#### Task material ####

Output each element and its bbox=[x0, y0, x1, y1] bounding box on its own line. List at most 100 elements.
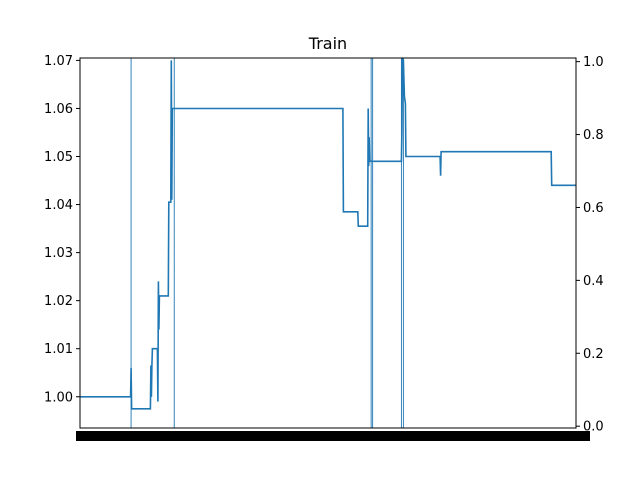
x-tick-label-228 bbox=[541, 431, 546, 441]
x-tick-label-3 bbox=[82, 431, 87, 441]
x-tick-label-53 bbox=[184, 431, 189, 441]
x-tick-label-121 bbox=[322, 431, 327, 441]
x-tick-label-201 bbox=[486, 431, 490, 441]
x-tick-label-16 bbox=[108, 431, 113, 441]
x-tick-label-198 bbox=[479, 431, 484, 441]
x-tick-label-26 bbox=[129, 431, 133, 441]
x-tick-label-36 bbox=[149, 431, 154, 441]
x-tick-label-56 bbox=[190, 431, 195, 441]
x-tick-label-221 bbox=[526, 431, 531, 441]
y2-tick-label-1: 0.2 bbox=[583, 347, 604, 362]
y-tick-label-5: 1.05 bbox=[44, 150, 73, 165]
x-tick-label-31 bbox=[139, 431, 144, 441]
x-tick-label-243 bbox=[571, 431, 576, 441]
x-tick-label-98 bbox=[275, 431, 280, 441]
x-tick-label-168 bbox=[418, 431, 423, 441]
x-tick-label-203 bbox=[490, 431, 495, 441]
x-tick-label-213 bbox=[510, 431, 515, 441]
y-tick-label-2: 1.02 bbox=[44, 294, 73, 309]
x-tick-label-141 bbox=[363, 431, 368, 441]
x-tick-label-91 bbox=[261, 431, 266, 441]
x-tick-label-103 bbox=[286, 431, 291, 441]
x-tick-label-123 bbox=[326, 431, 331, 441]
x-tick-label-161 bbox=[404, 431, 409, 441]
x-tick-label-71 bbox=[220, 431, 225, 441]
y2-tick-label-2: 0.4 bbox=[583, 274, 604, 289]
x-tick-label-61 bbox=[200, 431, 205, 441]
x-tick-label-216 bbox=[516, 431, 521, 441]
x-tick-label-6 bbox=[88, 431, 93, 441]
x-tick-label-38 bbox=[153, 431, 158, 441]
x-tick-label-158 bbox=[398, 431, 403, 441]
x-tick-label-33 bbox=[143, 431, 148, 441]
x-tick-label-133 bbox=[347, 431, 352, 441]
x-tick-label-186 bbox=[455, 431, 460, 441]
y-tick-label-3: 1.03 bbox=[44, 246, 73, 261]
x-tick-label-41 bbox=[159, 431, 164, 441]
x-tick-label-181 bbox=[445, 431, 450, 441]
x-tick-label-43 bbox=[163, 431, 168, 441]
x-tick-label-178 bbox=[439, 431, 444, 441]
x-tick-label-218 bbox=[520, 431, 525, 441]
x-tick-label-148 bbox=[377, 431, 382, 441]
x-tick-label-76 bbox=[231, 431, 235, 441]
x-tick-label-18 bbox=[112, 431, 117, 441]
x-tick-label-238 bbox=[561, 431, 566, 441]
x-tick-label-51 bbox=[180, 431, 184, 441]
x-tick-label-206 bbox=[496, 431, 501, 441]
x-tick-label-11 bbox=[98, 431, 103, 441]
x-tick-label-21 bbox=[118, 431, 123, 441]
x-tick-label-83 bbox=[245, 431, 250, 441]
x-tick-label-66 bbox=[210, 431, 215, 441]
x-tick-label-128 bbox=[337, 431, 342, 441]
x-tick-label-68 bbox=[214, 431, 219, 441]
axes-frame bbox=[79, 57, 577, 429]
x-tick-label-183 bbox=[449, 431, 454, 441]
series-line-0 bbox=[80, 57, 576, 410]
x-tick-label-111 bbox=[302, 431, 307, 441]
x-tick-label-173 bbox=[428, 431, 433, 441]
x-tick-label-163 bbox=[408, 431, 413, 441]
x-tick-label-233 bbox=[551, 431, 556, 441]
x-tick-label-246 bbox=[577, 431, 582, 441]
x-tick-label-63 bbox=[204, 431, 209, 441]
x-tick-label-1 bbox=[78, 431, 82, 441]
x-tick-label-191 bbox=[465, 431, 470, 441]
x-tick-label-153 bbox=[388, 431, 393, 441]
x-tick-label-223 bbox=[530, 431, 535, 441]
x-tick-label-116 bbox=[312, 431, 317, 441]
y2-tick-label-3: 0.6 bbox=[583, 201, 604, 216]
y-tick-label-6: 1.06 bbox=[44, 102, 73, 117]
x-tick-label-138 bbox=[357, 431, 362, 441]
x-tick-label-88 bbox=[255, 431, 260, 441]
y2-tick-label-5: 1.0 bbox=[583, 55, 604, 70]
x-tick-label-131 bbox=[343, 431, 348, 441]
x-tick-label-13 bbox=[102, 431, 107, 441]
x-tick-label-226 bbox=[537, 431, 541, 441]
plot-area: 1.00 1.01 1.02 1.03 1.04 1.05 1.06 1.07 0.0 0.2 0.… bbox=[44, 54, 604, 441]
x-tick-label-23 bbox=[122, 431, 127, 441]
x-tick-label-151 bbox=[384, 431, 388, 441]
x-tick-label-156 bbox=[394, 431, 399, 441]
x-tick-label-106 bbox=[292, 431, 297, 441]
x-tick-label-231 bbox=[547, 431, 552, 441]
y-tick-label-0: 1.00 bbox=[44, 390, 73, 405]
chart-title: Train bbox=[308, 34, 347, 53]
x-tick-label-248 bbox=[581, 431, 586, 441]
y-tick-label-1: 1.01 bbox=[44, 342, 73, 357]
x-tick-label-113 bbox=[306, 431, 311, 441]
y2-tick-label-4: 0.8 bbox=[583, 128, 604, 143]
x-tick-label-78 bbox=[235, 431, 240, 441]
x-tick-label-136 bbox=[353, 431, 358, 441]
x-tick-label-188 bbox=[459, 431, 464, 441]
x-tick-label-48 bbox=[173, 431, 178, 441]
x-tick-label-211 bbox=[506, 431, 511, 441]
y2-tick-label-0: 0.0 bbox=[583, 420, 604, 435]
x-tick-label-8 bbox=[92, 431, 97, 441]
x-tick-label-171 bbox=[424, 431, 429, 441]
x-tick-label-28 bbox=[133, 431, 138, 441]
y-tick-label-4: 1.04 bbox=[44, 198, 73, 213]
x-tick-label-193 bbox=[469, 431, 474, 441]
x-tick-label-250 bbox=[586, 431, 590, 441]
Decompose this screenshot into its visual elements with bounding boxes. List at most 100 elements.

####

» **Problem requirements**: Retype every one of the lines above word for word, leaving the pictures out of your answer.

» **Complete output**:
Output each element and its bbox=[x0, y0, x1, y1] bounding box on its own line. List at most 100 elements.
x-tick-label-228 bbox=[541, 431, 546, 441]
x-tick-label-3 bbox=[82, 431, 87, 441]
x-tick-label-53 bbox=[184, 431, 189, 441]
x-tick-label-121 bbox=[322, 431, 327, 441]
x-tick-label-201 bbox=[486, 431, 490, 441]
x-tick-label-16 bbox=[108, 431, 113, 441]
x-tick-label-198 bbox=[479, 431, 484, 441]
x-tick-label-26 bbox=[129, 431, 133, 441]
x-tick-label-36 bbox=[149, 431, 154, 441]
x-tick-label-56 bbox=[190, 431, 195, 441]
x-tick-label-221 bbox=[526, 431, 531, 441]
y2-tick-label-1: 0.2 bbox=[583, 347, 604, 362]
y-tick-label-5: 1.05 bbox=[44, 150, 73, 165]
x-tick-label-31 bbox=[139, 431, 144, 441]
x-tick-label-243 bbox=[571, 431, 576, 441]
x-tick-label-98 bbox=[275, 431, 280, 441]
x-tick-label-168 bbox=[418, 431, 423, 441]
x-tick-label-203 bbox=[490, 431, 495, 441]
x-tick-label-213 bbox=[510, 431, 515, 441]
y-tick-label-2: 1.02 bbox=[44, 294, 73, 309]
x-tick-label-141 bbox=[363, 431, 368, 441]
x-tick-label-91 bbox=[261, 431, 266, 441]
x-tick-label-103 bbox=[286, 431, 291, 441]
x-tick-label-123 bbox=[326, 431, 331, 441]
x-tick-label-161 bbox=[404, 431, 409, 441]
x-tick-label-71 bbox=[220, 431, 225, 441]
y2-tick-label-2: 0.4 bbox=[583, 274, 604, 289]
x-tick-label-61 bbox=[200, 431, 205, 441]
x-tick-label-216 bbox=[516, 431, 521, 441]
x-tick-label-6 bbox=[88, 431, 93, 441]
x-tick-label-38 bbox=[153, 431, 158, 441]
x-tick-label-158 bbox=[398, 431, 403, 441]
x-tick-label-33 bbox=[143, 431, 148, 441]
x-tick-label-133 bbox=[347, 431, 352, 441]
x-tick-label-186 bbox=[455, 431, 460, 441]
y-tick-label-3: 1.03 bbox=[44, 246, 73, 261]
x-tick-label-41 bbox=[159, 431, 164, 441]
x-tick-label-181 bbox=[445, 431, 450, 441]
x-tick-label-43 bbox=[163, 431, 168, 441]
x-tick-label-178 bbox=[439, 431, 444, 441]
x-tick-label-218 bbox=[520, 431, 525, 441]
x-tick-label-148 bbox=[377, 431, 382, 441]
x-tick-label-76 bbox=[231, 431, 235, 441]
x-tick-label-18 bbox=[112, 431, 117, 441]
x-tick-label-238 bbox=[561, 431, 566, 441]
x-tick-label-51 bbox=[180, 431, 184, 441]
x-tick-label-206 bbox=[496, 431, 501, 441]
x-tick-label-11 bbox=[98, 431, 103, 441]
x-tick-label-21 bbox=[118, 431, 123, 441]
x-tick-label-83 bbox=[245, 431, 250, 441]
x-tick-label-66 bbox=[210, 431, 215, 441]
x-tick-label-128 bbox=[337, 431, 342, 441]
x-tick-label-68 bbox=[214, 431, 219, 441]
axes-frame bbox=[79, 57, 577, 429]
x-tick-label-183 bbox=[449, 431, 454, 441]
series-line-0 bbox=[80, 57, 576, 410]
x-tick-label-111 bbox=[302, 431, 307, 441]
x-tick-label-173 bbox=[428, 431, 433, 441]
x-tick-label-163 bbox=[408, 431, 413, 441]
x-tick-label-233 bbox=[551, 431, 556, 441]
x-tick-label-246 bbox=[577, 431, 582, 441]
x-tick-label-63 bbox=[204, 431, 209, 441]
x-tick-label-1 bbox=[78, 431, 82, 441]
x-tick-label-191 bbox=[465, 431, 470, 441]
x-tick-label-153 bbox=[388, 431, 393, 441]
x-tick-label-223 bbox=[530, 431, 535, 441]
x-tick-label-116 bbox=[312, 431, 317, 441]
y2-tick-label-3: 0.6 bbox=[583, 201, 604, 216]
y-tick-label-6: 1.06 bbox=[44, 102, 73, 117]
x-tick-label-138 bbox=[357, 431, 362, 441]
x-tick-label-88 bbox=[255, 431, 260, 441]
y2-tick-label-5: 1.0 bbox=[583, 55, 604, 70]
x-tick-label-131 bbox=[343, 431, 348, 441]
x-tick-label-13 bbox=[102, 431, 107, 441]
x-tick-label-226 bbox=[537, 431, 541, 441]
plot-area: 1.00 1.01 1.02 1.03 1.04 1.05 1.06 1.07 0.0 0.2 0.… bbox=[44, 54, 604, 441]
x-tick-label-23 bbox=[122, 431, 127, 441]
x-tick-label-151 bbox=[384, 431, 388, 441]
x-tick-label-156 bbox=[394, 431, 399, 441]
x-tick-label-106 bbox=[292, 431, 297, 441]
x-tick-label-231 bbox=[547, 431, 552, 441]
y-tick-label-0: 1.00 bbox=[44, 390, 73, 405]
chart-title: Train bbox=[308, 34, 347, 53]
x-tick-label-248 bbox=[581, 431, 586, 441]
y-tick-label-1: 1.01 bbox=[44, 342, 73, 357]
x-tick-label-113 bbox=[306, 431, 311, 441]
y2-tick-label-4: 0.8 bbox=[583, 128, 604, 143]
x-tick-label-78 bbox=[235, 431, 240, 441]
x-tick-label-136 bbox=[353, 431, 358, 441]
x-tick-label-188 bbox=[459, 431, 464, 441]
x-tick-label-48 bbox=[173, 431, 178, 441]
x-tick-label-211 bbox=[506, 431, 511, 441]
y2-tick-label-0: 0.0 bbox=[583, 420, 604, 435]
x-tick-label-8 bbox=[92, 431, 97, 441]
x-tick-label-171 bbox=[424, 431, 429, 441]
x-tick-label-28 bbox=[133, 431, 138, 441]
y-tick-label-4: 1.04 bbox=[44, 198, 73, 213]
x-tick-label-193 bbox=[469, 431, 474, 441]
x-tick-label-250 bbox=[586, 431, 590, 441]
Decompose this screenshot into its visual elements with bounding boxes. List at most 100 elements.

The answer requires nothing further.